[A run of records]
● ● ●

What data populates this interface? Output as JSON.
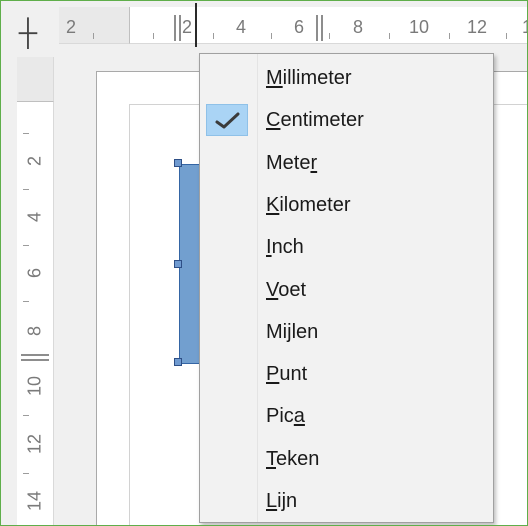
{
  "ruler": {
    "corner_symbol": "┼",
    "horizontal_labels": [
      "2",
      "2",
      "4",
      "6",
      "8",
      "10",
      "12",
      "1"
    ],
    "vertical_labels": [
      "2",
      "4",
      "6",
      "8",
      "10",
      "12",
      "14"
    ]
  },
  "menu": {
    "selected": "Centimeter",
    "items": [
      {
        "pre": "",
        "key": "M",
        "post": "illimeter"
      },
      {
        "pre": "",
        "key": "C",
        "post": "entimeter"
      },
      {
        "pre": "Mete",
        "key": "r",
        "post": ""
      },
      {
        "pre": "",
        "key": "K",
        "post": "ilometer"
      },
      {
        "pre": "",
        "key": "I",
        "post": "nch"
      },
      {
        "pre": "",
        "key": "V",
        "post": "oet"
      },
      {
        "pre": "Mi",
        "key": "j",
        "post": "len"
      },
      {
        "pre": "",
        "key": "P",
        "post": "unt"
      },
      {
        "pre": "Pic",
        "key": "a",
        "post": ""
      },
      {
        "pre": "",
        "key": "T",
        "post": "eken"
      },
      {
        "pre": "",
        "key": "L",
        "post": "ijn"
      }
    ]
  },
  "colors": {
    "frame_border": "#5fae4a",
    "shape_fill": "#729fcf",
    "check_highlight": "#aad4f5"
  }
}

● ● ●

Sift through the entries and copy every line with "post".

        "post": "illimeter"
        "post": "entimeter"
        "post": ""
        "post": "ilometer"
        "post": "nch"
        "post": "oet"
        "post": "len"
        "post": "unt"
        "post": ""
        "post": "eken"
        "post": "ijn"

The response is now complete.